RECORDED INFORMATION:
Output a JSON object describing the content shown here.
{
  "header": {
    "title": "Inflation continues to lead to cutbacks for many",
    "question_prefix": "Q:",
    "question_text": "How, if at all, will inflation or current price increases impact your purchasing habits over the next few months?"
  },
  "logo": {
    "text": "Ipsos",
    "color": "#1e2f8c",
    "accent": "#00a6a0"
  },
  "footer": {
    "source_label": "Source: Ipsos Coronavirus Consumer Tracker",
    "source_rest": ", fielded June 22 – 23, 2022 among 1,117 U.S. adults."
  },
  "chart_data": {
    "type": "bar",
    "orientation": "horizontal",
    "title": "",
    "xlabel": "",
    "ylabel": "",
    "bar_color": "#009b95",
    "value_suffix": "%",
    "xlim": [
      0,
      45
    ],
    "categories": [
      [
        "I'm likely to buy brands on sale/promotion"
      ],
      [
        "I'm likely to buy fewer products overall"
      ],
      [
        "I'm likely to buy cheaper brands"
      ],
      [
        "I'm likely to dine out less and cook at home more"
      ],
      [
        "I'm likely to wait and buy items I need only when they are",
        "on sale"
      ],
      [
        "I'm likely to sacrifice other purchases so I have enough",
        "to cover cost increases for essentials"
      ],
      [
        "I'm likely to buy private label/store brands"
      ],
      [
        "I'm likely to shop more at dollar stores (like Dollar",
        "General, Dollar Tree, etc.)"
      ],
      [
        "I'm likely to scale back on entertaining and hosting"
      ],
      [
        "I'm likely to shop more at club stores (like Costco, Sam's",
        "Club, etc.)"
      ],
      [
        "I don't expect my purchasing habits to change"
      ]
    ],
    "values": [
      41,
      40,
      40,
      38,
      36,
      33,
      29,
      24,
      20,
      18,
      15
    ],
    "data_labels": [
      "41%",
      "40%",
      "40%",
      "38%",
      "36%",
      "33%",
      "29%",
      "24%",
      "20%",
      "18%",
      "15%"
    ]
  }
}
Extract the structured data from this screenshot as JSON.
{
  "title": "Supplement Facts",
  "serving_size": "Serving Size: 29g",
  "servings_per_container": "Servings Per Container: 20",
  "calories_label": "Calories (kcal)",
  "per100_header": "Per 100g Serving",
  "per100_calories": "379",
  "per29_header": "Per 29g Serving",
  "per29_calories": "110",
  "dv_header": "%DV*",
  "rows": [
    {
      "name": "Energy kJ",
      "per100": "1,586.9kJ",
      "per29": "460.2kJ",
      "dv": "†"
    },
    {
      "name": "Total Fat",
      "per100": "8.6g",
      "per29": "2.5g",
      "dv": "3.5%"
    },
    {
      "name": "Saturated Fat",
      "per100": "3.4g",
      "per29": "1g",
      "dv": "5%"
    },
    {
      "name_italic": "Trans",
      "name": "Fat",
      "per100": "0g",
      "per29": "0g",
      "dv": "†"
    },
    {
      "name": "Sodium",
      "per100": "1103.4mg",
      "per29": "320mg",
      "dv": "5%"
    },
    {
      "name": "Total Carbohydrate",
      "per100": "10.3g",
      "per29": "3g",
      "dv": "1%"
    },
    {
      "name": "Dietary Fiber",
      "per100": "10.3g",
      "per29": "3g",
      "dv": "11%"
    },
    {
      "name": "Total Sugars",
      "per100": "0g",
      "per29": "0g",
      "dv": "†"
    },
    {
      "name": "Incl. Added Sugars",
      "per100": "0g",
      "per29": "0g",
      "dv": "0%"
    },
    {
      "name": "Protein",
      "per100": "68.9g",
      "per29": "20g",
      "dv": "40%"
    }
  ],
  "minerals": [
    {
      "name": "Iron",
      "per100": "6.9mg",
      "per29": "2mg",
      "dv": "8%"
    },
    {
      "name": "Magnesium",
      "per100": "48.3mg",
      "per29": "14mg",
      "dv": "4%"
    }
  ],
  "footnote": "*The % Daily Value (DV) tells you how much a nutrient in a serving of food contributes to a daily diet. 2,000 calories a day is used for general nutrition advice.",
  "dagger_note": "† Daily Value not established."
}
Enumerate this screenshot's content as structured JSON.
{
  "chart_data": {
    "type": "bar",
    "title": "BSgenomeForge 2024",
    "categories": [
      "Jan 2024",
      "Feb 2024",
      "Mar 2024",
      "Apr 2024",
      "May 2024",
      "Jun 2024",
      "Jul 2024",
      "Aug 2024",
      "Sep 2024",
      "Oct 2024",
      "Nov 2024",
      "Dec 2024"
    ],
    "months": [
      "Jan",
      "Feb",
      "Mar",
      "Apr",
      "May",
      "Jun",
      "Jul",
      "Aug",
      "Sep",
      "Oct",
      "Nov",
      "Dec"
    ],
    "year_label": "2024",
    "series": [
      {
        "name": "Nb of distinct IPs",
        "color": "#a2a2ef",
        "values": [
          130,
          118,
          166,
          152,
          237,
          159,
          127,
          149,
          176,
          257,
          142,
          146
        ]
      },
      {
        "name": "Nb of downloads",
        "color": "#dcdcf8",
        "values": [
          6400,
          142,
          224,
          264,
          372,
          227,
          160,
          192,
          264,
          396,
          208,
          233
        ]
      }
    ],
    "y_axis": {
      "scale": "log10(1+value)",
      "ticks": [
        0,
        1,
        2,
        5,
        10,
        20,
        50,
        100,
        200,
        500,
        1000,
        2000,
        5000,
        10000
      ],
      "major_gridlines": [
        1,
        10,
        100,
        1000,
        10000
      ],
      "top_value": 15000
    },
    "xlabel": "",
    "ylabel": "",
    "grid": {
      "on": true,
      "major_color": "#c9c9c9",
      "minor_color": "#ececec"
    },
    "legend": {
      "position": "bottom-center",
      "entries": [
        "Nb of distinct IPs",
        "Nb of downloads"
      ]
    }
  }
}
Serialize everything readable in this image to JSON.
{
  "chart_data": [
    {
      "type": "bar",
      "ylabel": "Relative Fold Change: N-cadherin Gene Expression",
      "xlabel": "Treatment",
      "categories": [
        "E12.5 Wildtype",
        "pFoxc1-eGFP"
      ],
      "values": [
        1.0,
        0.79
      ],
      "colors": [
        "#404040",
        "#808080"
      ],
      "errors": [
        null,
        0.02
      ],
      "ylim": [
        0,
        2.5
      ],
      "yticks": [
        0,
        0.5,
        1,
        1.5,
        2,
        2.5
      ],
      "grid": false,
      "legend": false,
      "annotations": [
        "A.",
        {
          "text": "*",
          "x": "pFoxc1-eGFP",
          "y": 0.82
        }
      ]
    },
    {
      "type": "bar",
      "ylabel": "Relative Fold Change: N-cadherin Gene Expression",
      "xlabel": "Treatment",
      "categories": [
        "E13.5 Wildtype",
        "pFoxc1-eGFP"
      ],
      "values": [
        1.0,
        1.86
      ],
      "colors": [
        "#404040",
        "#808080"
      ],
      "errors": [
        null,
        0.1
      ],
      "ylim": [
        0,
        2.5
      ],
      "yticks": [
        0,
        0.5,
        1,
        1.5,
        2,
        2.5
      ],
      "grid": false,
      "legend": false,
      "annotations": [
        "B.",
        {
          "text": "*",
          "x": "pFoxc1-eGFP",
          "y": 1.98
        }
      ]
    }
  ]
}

PROBLEM STATEMENT: Find and copy every line in the entries above where the string "shop" occurs.

EXPECTED ANSWER:
        "I'm likely to shop more at dollar stores (like Dollar",
        "I'm likely to shop more at club stores (like Costco, Sam's",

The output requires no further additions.